_What you need to do_. Among the lines below, list those containing the string "System".

** Begin Given information **

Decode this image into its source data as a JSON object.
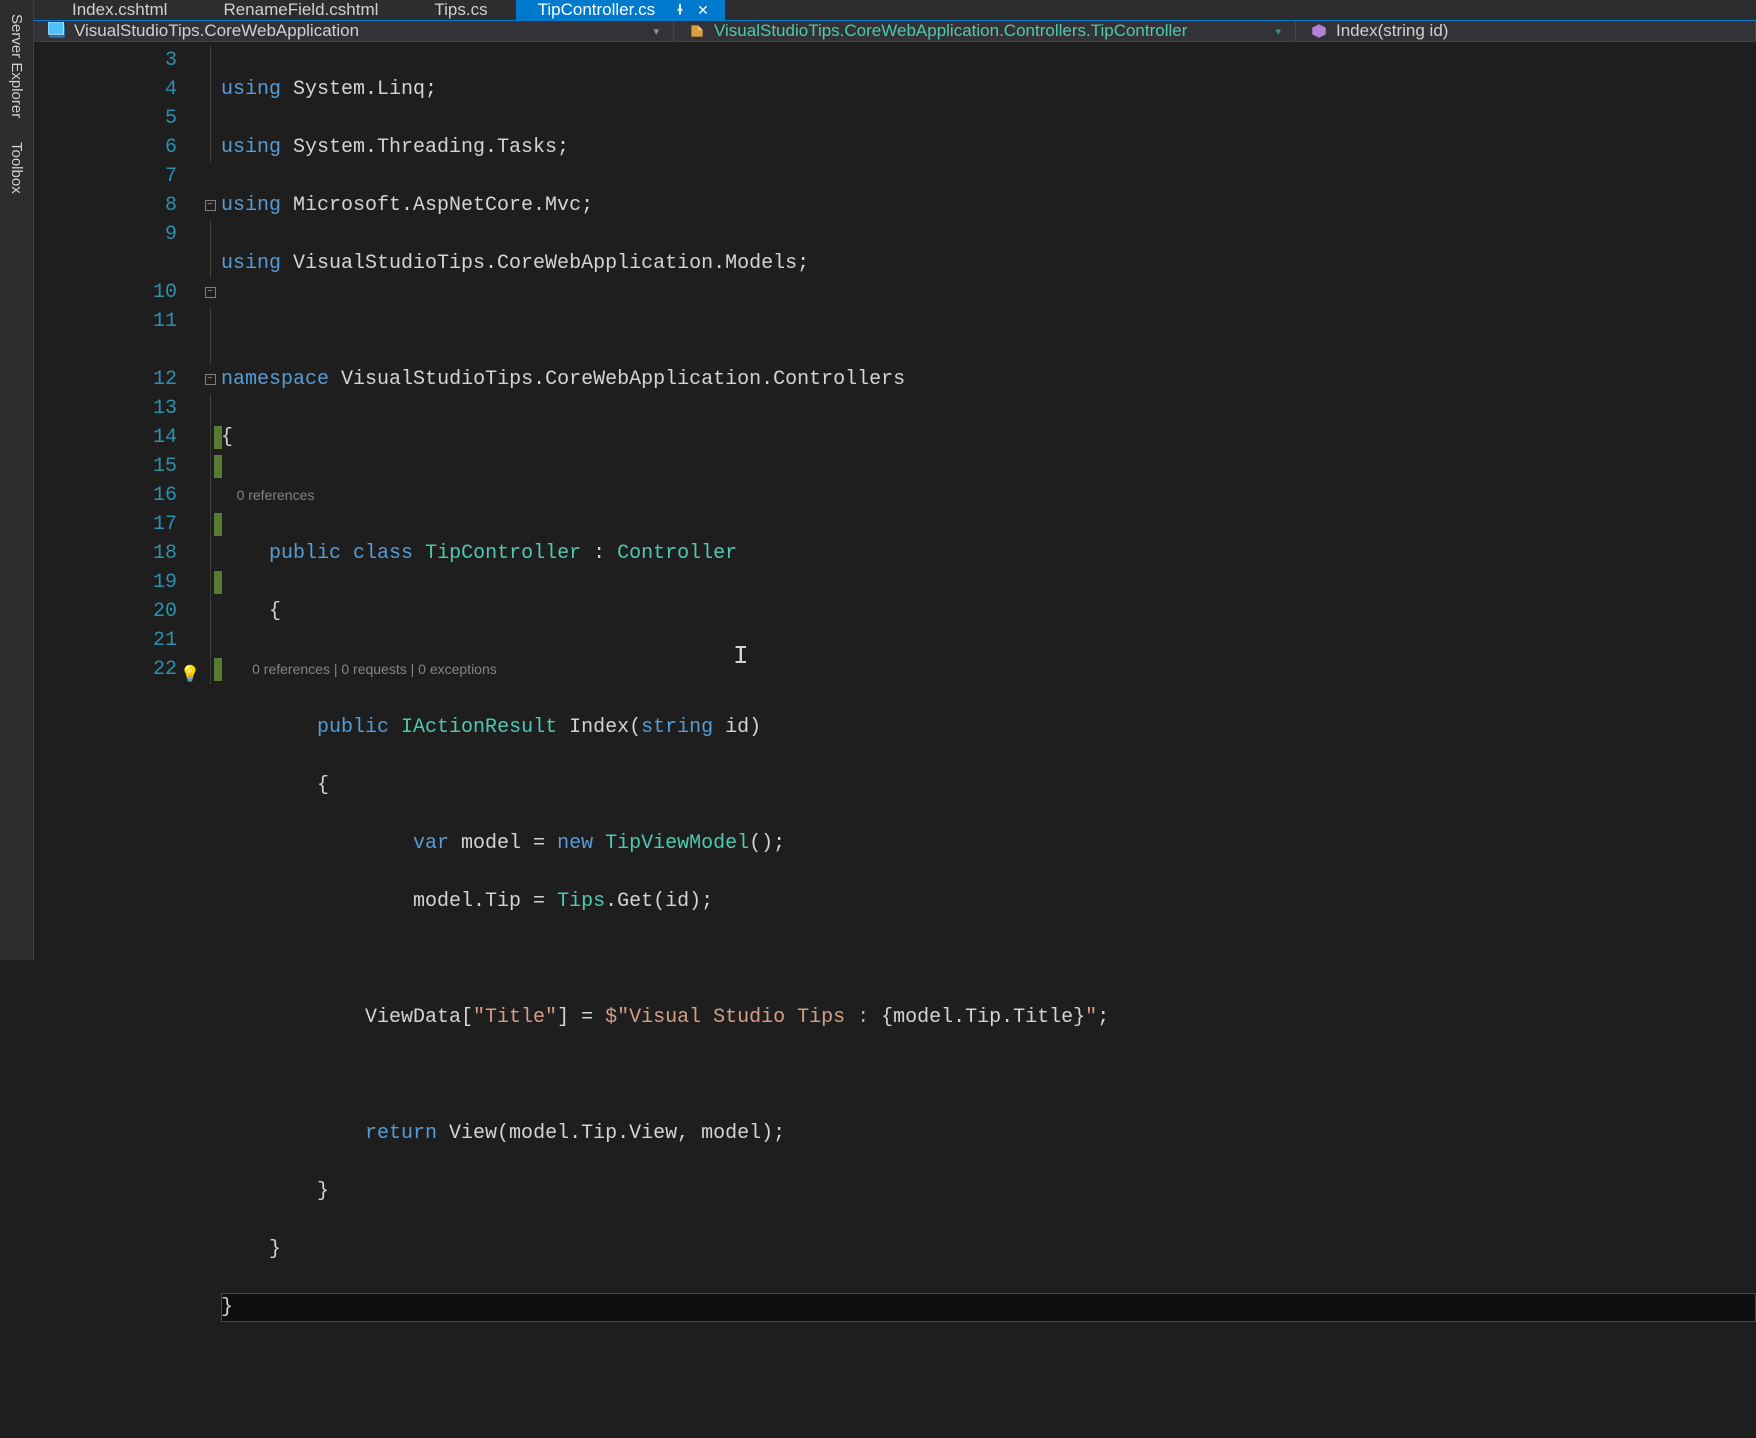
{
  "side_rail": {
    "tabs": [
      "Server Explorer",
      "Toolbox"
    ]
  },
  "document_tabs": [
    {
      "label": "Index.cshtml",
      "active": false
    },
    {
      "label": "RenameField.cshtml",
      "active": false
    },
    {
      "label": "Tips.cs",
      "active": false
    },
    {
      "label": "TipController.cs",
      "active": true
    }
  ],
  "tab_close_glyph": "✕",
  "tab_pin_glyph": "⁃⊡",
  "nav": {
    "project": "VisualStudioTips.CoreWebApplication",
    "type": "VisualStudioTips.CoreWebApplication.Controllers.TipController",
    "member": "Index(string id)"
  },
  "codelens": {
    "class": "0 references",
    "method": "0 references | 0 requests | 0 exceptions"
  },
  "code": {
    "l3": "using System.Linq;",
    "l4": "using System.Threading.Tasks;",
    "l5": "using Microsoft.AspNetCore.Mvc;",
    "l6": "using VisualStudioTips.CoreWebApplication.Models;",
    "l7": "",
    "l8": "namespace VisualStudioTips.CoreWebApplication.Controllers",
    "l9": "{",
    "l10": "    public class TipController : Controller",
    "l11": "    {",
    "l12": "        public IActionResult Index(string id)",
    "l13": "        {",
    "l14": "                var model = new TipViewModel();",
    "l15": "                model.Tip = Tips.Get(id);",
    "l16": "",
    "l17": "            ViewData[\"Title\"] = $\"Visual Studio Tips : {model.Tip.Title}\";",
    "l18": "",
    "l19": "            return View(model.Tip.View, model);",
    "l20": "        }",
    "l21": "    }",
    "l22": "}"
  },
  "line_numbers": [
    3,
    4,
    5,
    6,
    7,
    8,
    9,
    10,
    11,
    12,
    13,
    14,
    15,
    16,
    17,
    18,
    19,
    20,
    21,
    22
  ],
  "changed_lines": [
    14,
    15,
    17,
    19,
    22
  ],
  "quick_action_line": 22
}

** End Given information **

_Reply to the task_.
    "l3": "using System.Linq;",
    "l4": "using System.Threading.Tasks;",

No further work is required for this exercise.